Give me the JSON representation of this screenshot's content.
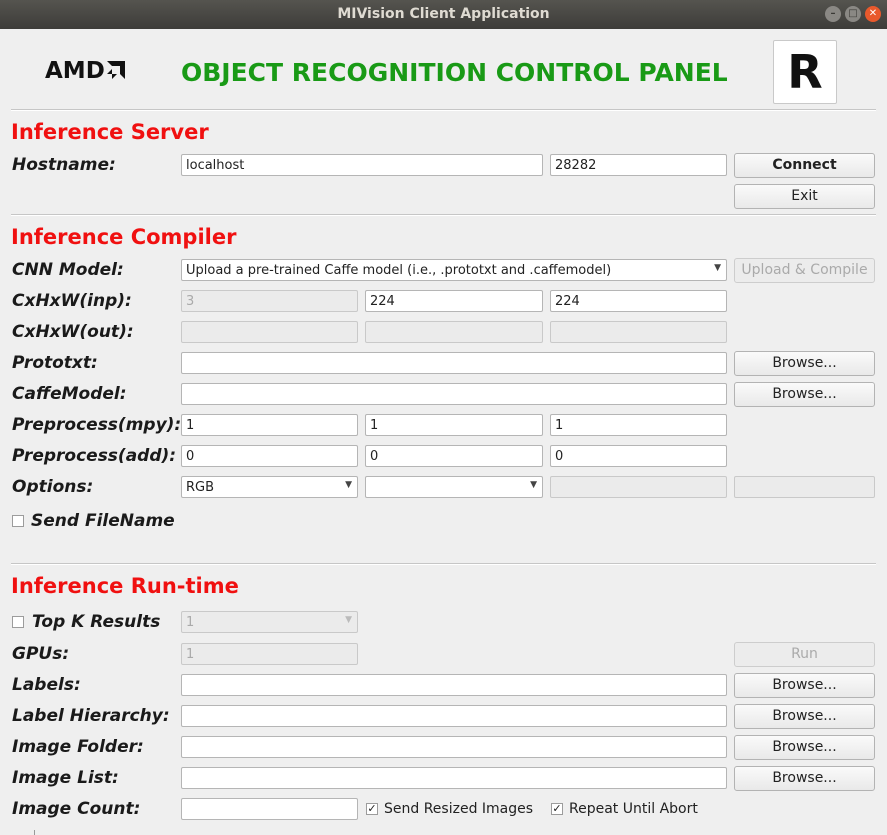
{
  "window": {
    "title": "MIVision Client Application"
  },
  "header": {
    "brand": "AMD",
    "panel_title": "OBJECT RECOGNITION CONTROL PANEL",
    "logo_letter": "R"
  },
  "server": {
    "section": "Inference Server",
    "hostname_label": "Hostname:",
    "hostname_value": "localhost",
    "port_value": "28282",
    "connect_label": "Connect",
    "exit_label": "Exit"
  },
  "compiler": {
    "section": "Inference Compiler",
    "cnn_label": "CNN Model:",
    "cnn_selected": "Upload a pre-trained Caffe model (i.e., .prototxt and .caffemodel)",
    "upload_label": "Upload & Compile",
    "inp_label": "CxHxW(inp):",
    "inp_c": "3",
    "inp_h": "224",
    "inp_w": "224",
    "out_label": "CxHxW(out):",
    "out_c": "",
    "out_h": "",
    "out_w": "",
    "prototxt_label": "Prototxt:",
    "prototxt_value": "",
    "caffemodel_label": "CaffeModel:",
    "caffemodel_value": "",
    "browse_label": "Browse...",
    "mpy_label": "Preprocess(mpy):",
    "mpy_1": "1",
    "mpy_2": "1",
    "mpy_3": "1",
    "add_label": "Preprocess(add):",
    "add_1": "0",
    "add_2": "0",
    "add_3": "0",
    "options_label": "Options:",
    "option_1": "RGB",
    "option_2": "",
    "option_3": "",
    "option_4": "",
    "send_filename_label": "Send FileName",
    "send_filename_checked": ""
  },
  "runtime": {
    "section": "Inference Run-time",
    "topk_label": "Top K Results",
    "topk_checked": "",
    "topk_value": "1",
    "gpus_label": "GPUs:",
    "gpus_value": "1",
    "run_label": "Run",
    "labels_label": "Labels:",
    "labels_value": "",
    "hierarchy_label": "Label Hierarchy:",
    "hierarchy_value": "",
    "folder_label": "Image Folder:",
    "folder_value": "",
    "list_label": "Image List:",
    "list_value": "",
    "count_label": "Image Count:",
    "count_value": "",
    "browse_label": "Browse...",
    "send_resized_label": "Send Resized Images",
    "send_resized_checked": "✓",
    "repeat_label": "Repeat Until Abort",
    "repeat_checked": "✓"
  }
}
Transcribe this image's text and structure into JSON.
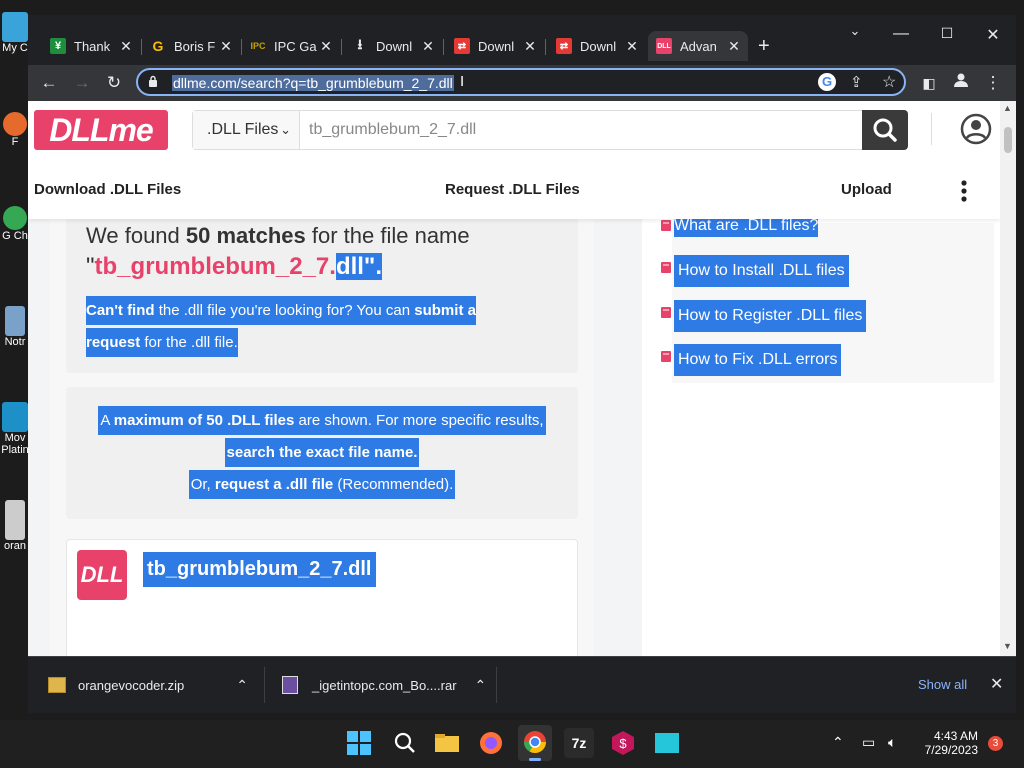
{
  "desktop": {
    "icons": [
      {
        "label": "My C",
        "color": "#3aa3d9"
      },
      {
        "label": "F",
        "color": "#e66a2c"
      },
      {
        "label": "G Ch",
        "color": "#34a853"
      },
      {
        "label": "Notr",
        "color": "#7aa2c8"
      },
      {
        "label": "Mov Platin",
        "color": "#1e90c8"
      },
      {
        "label": "oran",
        "color": "#cccccc"
      }
    ]
  },
  "browser": {
    "tabs": [
      {
        "title": "Thank",
        "icon": "spreadsheet-icon",
        "icon_color": "#1e8e3e"
      },
      {
        "title": "Boris F",
        "icon": "google-g-icon",
        "icon_color": "#fbbc04"
      },
      {
        "title": "IPC Ga",
        "icon": "ipc-games-icon",
        "icon_color": "#c8a000"
      },
      {
        "title": "Downl",
        "icon": "download-icon",
        "icon_color": "#e8eaed"
      },
      {
        "title": "Downl",
        "icon": "red-site-icon",
        "icon_color": "#e53935"
      },
      {
        "title": "Downl",
        "icon": "red-site-icon",
        "icon_color": "#e53935"
      },
      {
        "title": "Advan",
        "icon": "dll-icon",
        "icon_color": "#e8426b"
      }
    ],
    "new_tab_glyph": "+",
    "url": "dllme.com/search?q=tb_grumblebum_2_7.dll"
  },
  "site": {
    "logo": "DLLme",
    "search_select": ".DLL Files",
    "search_placeholder": "tb_grumblebum_2_7.dll",
    "nav": {
      "download": "Download .DLL Files",
      "request": "Request .DLL Files",
      "upload": "Upload"
    },
    "result_heading": {
      "pre": "We found ",
      "bold": "50 matches",
      "post": " for the file name",
      "quote_open": "\"",
      "file_pink": "tb_grumblebum_2_7.",
      "file_sel": "dll\"."
    },
    "cant_find": {
      "b1": "Can't find",
      "t1": " the .dll file you're looking for? You can ",
      "b2": "submit a",
      "b3": "request",
      "t2": " for the .dll file."
    },
    "maximum": {
      "t1": "A ",
      "b1": "maximum of 50 .DLL files",
      "t2": " are shown. For more specific results,",
      "b2": "search the exact file name.",
      "t3": "Or, ",
      "b3": "request a .dll file",
      "t4": " (Recommended)."
    },
    "result_card": {
      "logo": "DLL",
      "name": "tb_grumblebum_2_7.dll"
    },
    "sidebar": [
      "What are .DLL files?",
      "How to Install .DLL files",
      "How to Register .DLL files",
      "How to Fix .DLL errors"
    ]
  },
  "downloads": {
    "items": [
      {
        "name": "orangevocoder.zip"
      },
      {
        "name": "_igetintopc.com_Bo....rar"
      }
    ],
    "show_all": "Show all"
  },
  "taskbar": {
    "time": "4:43 AM",
    "date": "7/29/2023",
    "notifications": "3"
  },
  "colors": {
    "accent": "#e8426b",
    "selection": "#2f7be5"
  }
}
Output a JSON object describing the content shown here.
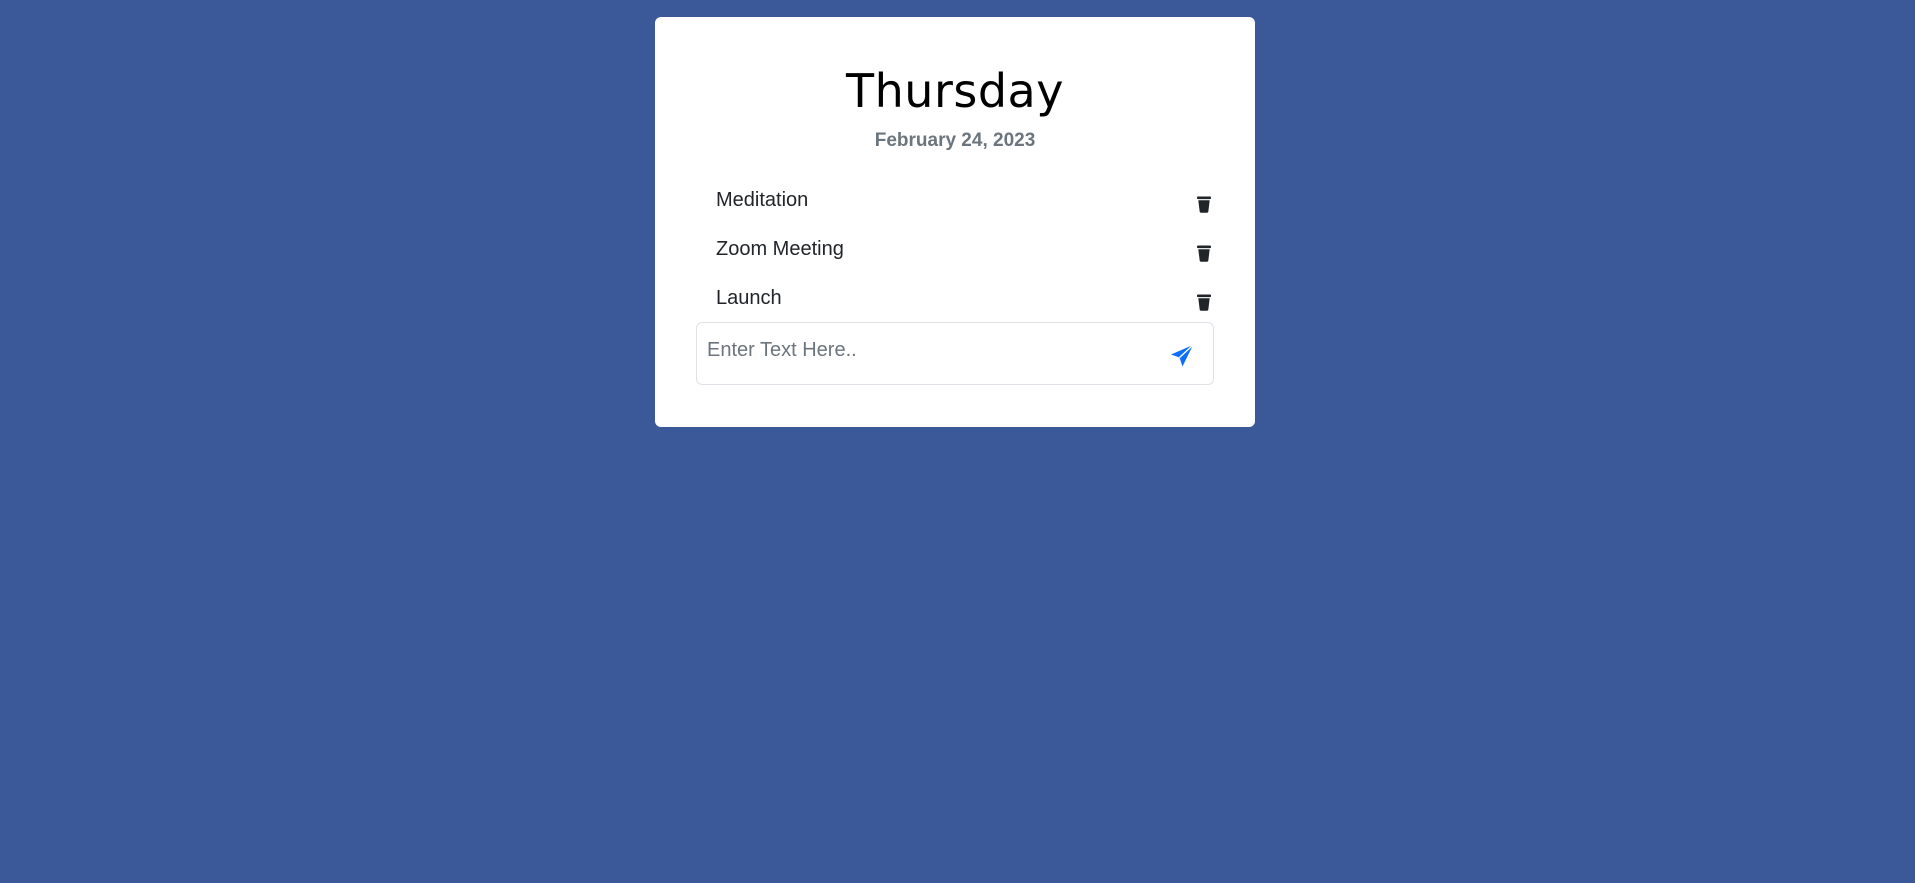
{
  "header": {
    "day": "Thursday",
    "date": "February 24, 2023"
  },
  "tasks": [
    {
      "label": "Meditation",
      "icon": "trash-icon"
    },
    {
      "label": "Zoom Meeting",
      "icon": "trash-icon"
    },
    {
      "label": "Launch",
      "icon": "trash-icon"
    }
  ],
  "composer": {
    "placeholder": "Enter Text Here..",
    "value": "",
    "submit_icon": "paper-plane-icon"
  },
  "colors": {
    "background": "#3b5998",
    "card": "#ffffff",
    "date_text": "#6c757d",
    "task_text": "#212529",
    "trash_icon": "#212529",
    "send_icon": "#0d6efd"
  }
}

● **The problem**
Give again the lines from the line that contains "Output a JSON" through the last line of the material above, exactly and with both ends included. Omit the pictures.

● **Solved problem**
Output a JSON object describing the content shown here.
{
  "header": {
    "day": "Thursday",
    "date": "February 24, 2023"
  },
  "tasks": [
    {
      "label": "Meditation",
      "icon": "trash-icon"
    },
    {
      "label": "Zoom Meeting",
      "icon": "trash-icon"
    },
    {
      "label": "Launch",
      "icon": "trash-icon"
    }
  ],
  "composer": {
    "placeholder": "Enter Text Here..",
    "value": "",
    "submit_icon": "paper-plane-icon"
  },
  "colors": {
    "background": "#3b5998",
    "card": "#ffffff",
    "date_text": "#6c757d",
    "task_text": "#212529",
    "trash_icon": "#212529",
    "send_icon": "#0d6efd"
  }
}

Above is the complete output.